## START Data rows

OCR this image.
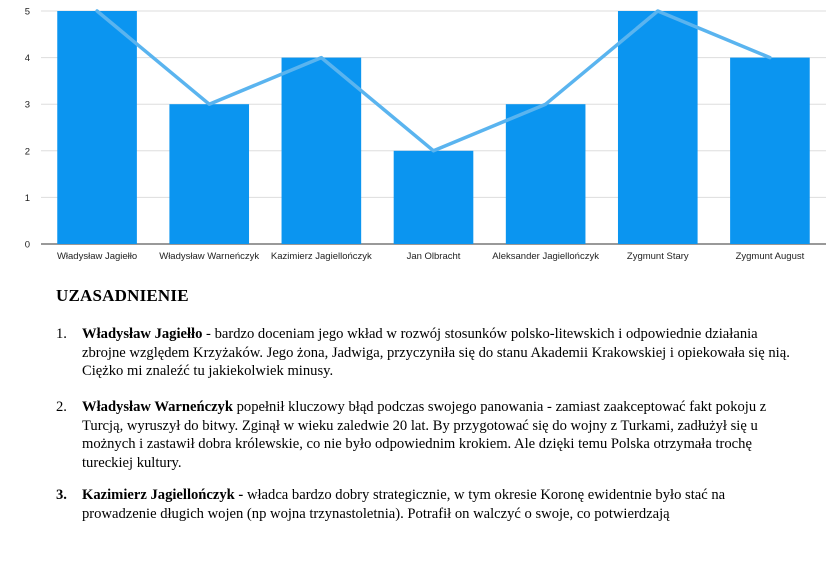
0
1
2
3
4
5
Władysław Jagiełło Władysław Warneńczyk Kazimierz Jagiellończyk	Jan Olbracht	Aleksander Jagiellończyk	Zygmunt Stary	Zygmunt August
UZASADNIENIE
1. Władysław Jagiełło - bardzo doceniam jego wkład w rozwój stosunków polsko-litewskich i odpowiednie działania zbrojne względem Krzyżaków. Jego żona, Jadwiga, przyczyniła się do stanu Akademii Krakowskiej i opiekowała się nią. Ciężko mi znaleźć tu jakiekolwiek minusy.
2. Władysław Warneńczyk popełnił kluczowy błąd podczas swojego panowania - zamiast zaakceptować fakt pokoju z Turcją, wyruszył do bitwy. Zginął w wieku zaledwie 20 lat. By przygotować się do wojny z Turkami, zadłużył się u możnych i zastawił dobra królewskie, co nie było odpowiednim krokiem. Ale dzięki temu Polska otrzymała trochę tureckiej kultury.
3. Kazimierz Jagiellończyk - władca bardzo dobry strategicznie, w tym okresie Koronę ewidentnie było stać na prowadzenie długich wojen (np wojna trzynastoletnia). Potrafił on walczyć o swoje, co potwierdzają
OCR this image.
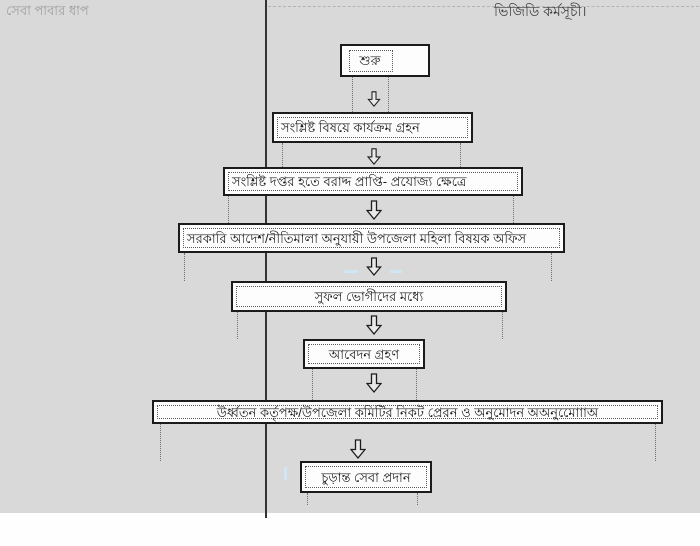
সেবা পাবার ধাপ	ভিজিডি কর্মসূচী।
শুরু
সংশ্লিষ্ট বিষয়ে কার্যক্রম গ্রহন
সংশ্লিষ্ট দপ্তর হতে বরাদ্দ প্রাপ্তি- প্রযোজ্য ক্ষেত্রে
সরকারি আদেশ/নীতিমালা অনুযায়ী উপজেলা মহিলা বিষয়ক অফিস
সুফল ভোগীদের মধ্যে
আবেদন গ্রহণ
উর্ধ্বতন কর্তৃপক্ষ/উপজেলা কমিটির নিকট প্রেরন ও অনুমোদন অঅনুমোাোঅ
চুড়ান্ত সেবা প্রদান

## END Data rows

Required task =
Copy each line above that contains the string "Kazimierz".

The output =
Władysław Jagiełło Władysław Warneńczyk Kazimierz Jagiellończyk	Jan Olbracht	Aleksander Jagiellończyk	Zygmunt Stary	Zygmunt August
3. Kazimierz Jagiellończyk - władca bardzo dobry strategicznie, w tym okresie Koronę ewidentnie było stać na prowadzenie długich wojen (np wojna trzynastoletnia). Potrafił on walczyć o swoje, co potwierdzają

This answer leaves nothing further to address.